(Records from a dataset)
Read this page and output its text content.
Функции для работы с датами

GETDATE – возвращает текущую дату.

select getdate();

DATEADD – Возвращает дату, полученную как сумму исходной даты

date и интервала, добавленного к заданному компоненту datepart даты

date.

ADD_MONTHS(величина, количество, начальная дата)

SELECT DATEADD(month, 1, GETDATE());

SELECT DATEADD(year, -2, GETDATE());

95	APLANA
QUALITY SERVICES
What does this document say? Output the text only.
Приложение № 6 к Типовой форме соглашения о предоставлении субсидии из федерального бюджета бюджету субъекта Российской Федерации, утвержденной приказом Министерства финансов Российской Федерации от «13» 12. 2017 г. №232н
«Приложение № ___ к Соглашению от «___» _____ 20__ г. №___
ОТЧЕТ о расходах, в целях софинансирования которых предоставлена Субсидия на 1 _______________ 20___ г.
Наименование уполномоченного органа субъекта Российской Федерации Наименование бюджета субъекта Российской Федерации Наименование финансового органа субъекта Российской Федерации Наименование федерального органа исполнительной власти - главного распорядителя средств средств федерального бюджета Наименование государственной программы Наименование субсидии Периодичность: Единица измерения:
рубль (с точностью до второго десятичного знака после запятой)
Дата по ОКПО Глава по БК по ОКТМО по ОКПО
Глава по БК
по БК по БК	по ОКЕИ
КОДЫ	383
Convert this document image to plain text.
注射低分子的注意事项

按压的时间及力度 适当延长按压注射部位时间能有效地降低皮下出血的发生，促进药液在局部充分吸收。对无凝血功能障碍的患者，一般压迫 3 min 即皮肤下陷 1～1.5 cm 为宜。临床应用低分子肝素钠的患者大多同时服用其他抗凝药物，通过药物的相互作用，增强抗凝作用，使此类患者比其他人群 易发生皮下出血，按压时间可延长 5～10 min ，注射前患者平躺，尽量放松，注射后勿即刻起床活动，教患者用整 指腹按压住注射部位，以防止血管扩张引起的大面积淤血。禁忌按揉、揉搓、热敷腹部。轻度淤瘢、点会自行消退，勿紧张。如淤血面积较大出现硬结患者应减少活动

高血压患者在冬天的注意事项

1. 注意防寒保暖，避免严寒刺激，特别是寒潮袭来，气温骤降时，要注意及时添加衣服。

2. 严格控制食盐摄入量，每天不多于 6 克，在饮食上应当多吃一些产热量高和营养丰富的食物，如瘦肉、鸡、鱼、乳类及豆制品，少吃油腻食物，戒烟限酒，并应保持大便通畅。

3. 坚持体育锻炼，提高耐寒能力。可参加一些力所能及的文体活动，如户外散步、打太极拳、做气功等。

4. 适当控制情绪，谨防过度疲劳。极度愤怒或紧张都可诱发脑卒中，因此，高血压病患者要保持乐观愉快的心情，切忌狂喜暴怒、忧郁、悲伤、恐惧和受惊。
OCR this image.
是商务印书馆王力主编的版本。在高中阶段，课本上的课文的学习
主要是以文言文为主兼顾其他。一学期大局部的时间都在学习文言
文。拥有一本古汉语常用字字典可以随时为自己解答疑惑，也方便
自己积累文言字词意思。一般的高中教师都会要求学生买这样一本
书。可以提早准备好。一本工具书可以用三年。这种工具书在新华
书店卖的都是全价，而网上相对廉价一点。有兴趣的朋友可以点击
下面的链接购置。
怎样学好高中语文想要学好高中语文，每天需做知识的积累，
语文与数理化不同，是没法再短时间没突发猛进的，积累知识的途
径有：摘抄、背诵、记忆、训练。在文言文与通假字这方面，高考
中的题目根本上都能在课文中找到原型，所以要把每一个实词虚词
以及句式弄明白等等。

WHAT TO DO »
Reproduce the listing above word for word.

TASK SOLUTION »
Read this page and output its text content.
Функции для работы с датами

GETDATE – возвращает текущую дату.

select getdate();

DATEADD – Возвращает дату, полученную как сумму исходной даты

date и интервала, добавленного к заданному компоненту datepart даты

date.

ADD_MONTHS(величина, количество, начальная дата)

SELECT DATEADD(month, 1, GETDATE());

SELECT DATEADD(year, -2, GETDATE());

95	APLANA
QUALITY SERVICES
What does this document say? Output the text only.
Приложение № 6 к Типовой форме соглашения о предоставлении субсидии из федерального бюджета бюджету субъекта Российской Федерации, утвержденной приказом Министерства финансов Российской Федерации от «13» 12. 2017 г. №232н
«Приложение № ___ к Соглашению от «___» _____ 20__ г. №___
ОТЧЕТ о расходах, в целях софинансирования которых предоставлена Субсидия на 1 _______________ 20___ г.
Наименование уполномоченного органа субъекта Российской Федерации Наименование бюджета субъекта Российской Федерации Наименование финансового органа субъекта Российской Федерации Наименование федерального органа исполнительной власти - главного распорядителя средств средств федерального бюджета Наименование государственной программы Наименование субсидии Периодичность: Единица измерения:
рубль (с точностью до второго десятичного знака после запятой)
Дата по ОКПО Глава по БК по ОКТМО по ОКПО
Глава по БК
по БК по БК	по ОКЕИ
КОДЫ	383
Convert this document image to plain text.
注射低分子的注意事项

按压的时间及力度 适当延长按压注射部位时间能有效地降低皮下出血的发生，促进药液在局部充分吸收。对无凝血功能障碍的患者，一般压迫 3 min 即皮肤下陷 1～1.5 cm 为宜。临床应用低分子肝素钠的患者大多同时服用其他抗凝药物，通过药物的相互作用，增强抗凝作用，使此类患者比其他人群 易发生皮下出血，按压时间可延长 5～10 min ，注射前患者平躺，尽量放松，注射后勿即刻起床活动，教患者用整 指腹按压住注射部位，以防止血管扩张引起的大面积淤血。禁忌按揉、揉搓、热敷腹部。轻度淤瘢、点会自行消退，勿紧张。如淤血面积较大出现硬结患者应减少活动

高血压患者在冬天的注意事项

1. 注意防寒保暖，避免严寒刺激，特别是寒潮袭来，气温骤降时，要注意及时添加衣服。

2. 严格控制食盐摄入量，每天不多于 6 克，在饮食上应当多吃一些产热量高和营养丰富的食物，如瘦肉、鸡、鱼、乳类及豆制品，少吃油腻食物，戒烟限酒，并应保持大便通畅。

3. 坚持体育锻炼，提高耐寒能力。可参加一些力所能及的文体活动，如户外散步、打太极拳、做气功等。

4. 适当控制情绪，谨防过度疲劳。极度愤怒或紧张都可诱发脑卒中，因此，高血压病患者要保持乐观愉快的心情，切忌狂喜暴怒、忧郁、悲伤、恐惧和受惊。
OCR this image.
是商务印书馆王力主编的版本。在高中阶段，课本上的课文的学习
主要是以文言文为主兼顾其他。一学期大局部的时间都在学习文言
文。拥有一本古汉语常用字字典可以随时为自己解答疑惑，也方便
自己积累文言字词意思。一般的高中教师都会要求学生买这样一本
书。可以提早准备好。一本工具书可以用三年。这种工具书在新华
书店卖的都是全价，而网上相对廉价一点。有兴趣的朋友可以点击
下面的链接购置。
怎样学好高中语文想要学好高中语文，每天需做知识的积累，
语文与数理化不同，是没法再短时间没突发猛进的，积累知识的途
径有：摘抄、背诵、记忆、训练。在文言文与通假字这方面，高考
中的题目根本上都能在课文中找到原型，所以要把每一个实词虚词
以及句式弄明白等等。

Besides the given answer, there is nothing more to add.